● YOUR TASK
Everything from the line containing "Read all visible content and emit it as JSON." through the last line of the records below should be printed exactly, please, and nothing else.

>> Begin MATERIAL FOR THE TASK

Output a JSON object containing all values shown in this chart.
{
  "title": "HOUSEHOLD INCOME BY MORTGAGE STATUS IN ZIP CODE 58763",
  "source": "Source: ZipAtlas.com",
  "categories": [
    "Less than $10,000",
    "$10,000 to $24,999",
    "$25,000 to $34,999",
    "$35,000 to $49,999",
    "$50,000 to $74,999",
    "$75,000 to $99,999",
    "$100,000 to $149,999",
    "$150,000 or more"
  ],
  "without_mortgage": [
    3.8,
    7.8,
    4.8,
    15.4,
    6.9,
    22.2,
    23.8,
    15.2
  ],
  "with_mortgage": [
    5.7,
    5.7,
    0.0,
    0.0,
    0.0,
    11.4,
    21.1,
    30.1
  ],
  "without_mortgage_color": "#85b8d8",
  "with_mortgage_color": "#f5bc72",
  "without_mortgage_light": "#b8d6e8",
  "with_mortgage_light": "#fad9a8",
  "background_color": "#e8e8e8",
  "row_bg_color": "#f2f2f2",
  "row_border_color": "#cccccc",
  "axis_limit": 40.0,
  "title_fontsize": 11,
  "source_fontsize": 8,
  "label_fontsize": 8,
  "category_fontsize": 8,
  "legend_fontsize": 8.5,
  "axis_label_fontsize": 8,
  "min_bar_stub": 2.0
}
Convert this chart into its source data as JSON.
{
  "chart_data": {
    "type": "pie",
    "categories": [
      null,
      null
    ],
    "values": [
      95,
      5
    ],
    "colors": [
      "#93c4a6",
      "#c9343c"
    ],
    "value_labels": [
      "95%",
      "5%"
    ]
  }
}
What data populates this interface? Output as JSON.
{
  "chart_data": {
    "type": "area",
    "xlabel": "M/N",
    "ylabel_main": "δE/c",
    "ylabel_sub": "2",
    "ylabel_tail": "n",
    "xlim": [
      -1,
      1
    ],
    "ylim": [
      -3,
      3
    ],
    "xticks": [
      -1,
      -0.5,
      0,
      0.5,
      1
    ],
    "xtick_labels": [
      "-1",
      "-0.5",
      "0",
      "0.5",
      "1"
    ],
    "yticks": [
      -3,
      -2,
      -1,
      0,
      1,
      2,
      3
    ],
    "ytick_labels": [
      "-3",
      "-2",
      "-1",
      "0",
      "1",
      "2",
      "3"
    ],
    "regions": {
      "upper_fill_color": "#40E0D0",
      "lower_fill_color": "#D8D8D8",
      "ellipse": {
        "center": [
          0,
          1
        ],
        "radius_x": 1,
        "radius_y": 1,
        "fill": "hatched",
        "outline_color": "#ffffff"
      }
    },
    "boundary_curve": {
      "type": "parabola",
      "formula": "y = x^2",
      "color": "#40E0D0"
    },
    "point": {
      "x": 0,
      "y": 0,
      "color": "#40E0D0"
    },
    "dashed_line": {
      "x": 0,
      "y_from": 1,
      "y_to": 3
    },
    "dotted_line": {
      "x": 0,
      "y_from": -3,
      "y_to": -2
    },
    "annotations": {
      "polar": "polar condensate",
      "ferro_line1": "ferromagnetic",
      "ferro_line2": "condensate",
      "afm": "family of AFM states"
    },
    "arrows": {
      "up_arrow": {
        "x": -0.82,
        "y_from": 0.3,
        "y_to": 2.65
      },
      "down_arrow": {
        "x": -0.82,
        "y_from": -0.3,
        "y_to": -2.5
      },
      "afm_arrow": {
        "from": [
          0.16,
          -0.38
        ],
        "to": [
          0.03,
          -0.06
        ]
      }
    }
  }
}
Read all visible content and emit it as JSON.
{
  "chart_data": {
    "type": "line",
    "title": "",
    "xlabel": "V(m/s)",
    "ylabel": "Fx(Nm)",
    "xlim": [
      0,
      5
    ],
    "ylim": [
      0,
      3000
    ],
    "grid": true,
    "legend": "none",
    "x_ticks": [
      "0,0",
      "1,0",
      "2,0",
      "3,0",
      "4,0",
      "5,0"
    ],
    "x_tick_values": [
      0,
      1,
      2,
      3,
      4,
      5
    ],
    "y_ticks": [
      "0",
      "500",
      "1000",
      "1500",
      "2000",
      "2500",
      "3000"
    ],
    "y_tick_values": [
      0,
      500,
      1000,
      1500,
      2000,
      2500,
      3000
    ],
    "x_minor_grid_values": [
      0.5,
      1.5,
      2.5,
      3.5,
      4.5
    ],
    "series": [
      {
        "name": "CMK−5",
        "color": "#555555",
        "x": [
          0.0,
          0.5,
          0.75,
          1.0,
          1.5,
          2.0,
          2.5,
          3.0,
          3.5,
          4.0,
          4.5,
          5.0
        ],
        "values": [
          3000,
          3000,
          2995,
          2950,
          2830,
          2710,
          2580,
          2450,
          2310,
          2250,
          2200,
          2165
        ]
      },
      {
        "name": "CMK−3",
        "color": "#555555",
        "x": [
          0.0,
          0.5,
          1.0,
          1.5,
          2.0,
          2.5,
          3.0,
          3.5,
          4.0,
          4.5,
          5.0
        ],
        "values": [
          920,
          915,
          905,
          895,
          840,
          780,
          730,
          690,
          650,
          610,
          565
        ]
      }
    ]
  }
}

>> End MATERIAL FOR THE TASK

● THE ANSWER
Read all visible content and emit it as JSON.
{
  "chart_data": {
    "type": "line",
    "title": "",
    "xlabel": "V(m/s)",
    "ylabel": "Fx(Nm)",
    "xlim": [
      0,
      5
    ],
    "ylim": [
      0,
      3000
    ],
    "grid": true,
    "legend": "none",
    "x_ticks": [
      "0,0",
      "1,0",
      "2,0",
      "3,0",
      "4,0",
      "5,0"
    ],
    "x_tick_values": [
      0,
      1,
      2,
      3,
      4,
      5
    ],
    "y_ticks": [
      "0",
      "500",
      "1000",
      "1500",
      "2000",
      "2500",
      "3000"
    ],
    "y_tick_values": [
      0,
      500,
      1000,
      1500,
      2000,
      2500,
      3000
    ],
    "x_minor_grid_values": [
      0.5,
      1.5,
      2.5,
      3.5,
      4.5
    ],
    "series": [
      {
        "name": "CMK−5",
        "color": "#555555",
        "x": [
          0.0,
          0.5,
          0.75,
          1.0,
          1.5,
          2.0,
          2.5,
          3.0,
          3.5,
          4.0,
          4.5,
          5.0
        ],
        "values": [
          3000,
          3000,
          2995,
          2950,
          2830,
          2710,
          2580,
          2450,
          2310,
          2250,
          2200,
          2165
        ]
      },
      {
        "name": "CMK−3",
        "color": "#555555",
        "x": [
          0.0,
          0.5,
          1.0,
          1.5,
          2.0,
          2.5,
          3.0,
          3.5,
          4.0,
          4.5,
          5.0
        ],
        "values": [
          920,
          915,
          905,
          895,
          840,
          780,
          730,
          690,
          650,
          610,
          565
        ]
      }
    ]
  }
}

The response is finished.